Direction: Write the records out again, keeping each line exactly as it is.

::::

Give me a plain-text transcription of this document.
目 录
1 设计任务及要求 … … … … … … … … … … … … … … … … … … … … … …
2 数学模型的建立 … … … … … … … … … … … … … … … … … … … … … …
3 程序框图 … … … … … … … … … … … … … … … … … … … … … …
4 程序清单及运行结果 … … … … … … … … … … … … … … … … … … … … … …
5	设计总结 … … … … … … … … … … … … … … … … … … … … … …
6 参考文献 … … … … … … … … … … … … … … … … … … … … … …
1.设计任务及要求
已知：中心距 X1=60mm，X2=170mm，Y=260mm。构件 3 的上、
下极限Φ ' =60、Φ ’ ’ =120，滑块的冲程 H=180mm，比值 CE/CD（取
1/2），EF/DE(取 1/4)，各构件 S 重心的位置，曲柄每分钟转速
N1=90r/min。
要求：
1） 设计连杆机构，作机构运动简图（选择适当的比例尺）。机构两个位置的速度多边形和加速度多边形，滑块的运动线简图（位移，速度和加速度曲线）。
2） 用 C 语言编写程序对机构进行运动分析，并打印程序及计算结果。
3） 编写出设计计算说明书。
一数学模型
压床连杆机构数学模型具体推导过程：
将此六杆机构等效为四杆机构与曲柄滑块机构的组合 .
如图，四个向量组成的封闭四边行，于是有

::::

Answer:
Give me a plain-text transcription of this document.
目 录
1 设计任务及要求 … … … … … … … … … … … … … … … … … … … … … …
2 数学模型的建立 … … … … … … … … … … … … … … … … … … … … … …
3 程序框图 … … … … … … … … … … … … … … … … … … … … … …
4 程序清单及运行结果 … … … … … … … … … … … … … … … … … … … … … …
5	设计总结 … … … … … … … … … … … … … … … … … … … … … …
6 参考文献 … … … … … … … … … … … … … … … … … … … … … …
1.设计任务及要求
已知：中心距 X1=60mm，X2=170mm，Y=260mm。构件 3 的上、
下极限Φ ' =60、Φ ’ ’ =120，滑块的冲程 H=180mm，比值 CE/CD（取
1/2），EF/DE(取 1/4)，各构件 S 重心的位置，曲柄每分钟转速
N1=90r/min。
要求：
1） 设计连杆机构，作机构运动简图（选择适当的比例尺）。机构两个位置的速度多边形和加速度多边形，滑块的运动线简图（位移，速度和加速度曲线）。
2） 用 C 语言编写程序对机构进行运动分析，并打印程序及计算结果。
3） 编写出设计计算说明书。
一数学模型
压床连杆机构数学模型具体推导过程：
将此六杆机构等效为四杆机构与曲柄滑块机构的组合 .
如图，四个向量组成的封闭四边行，于是有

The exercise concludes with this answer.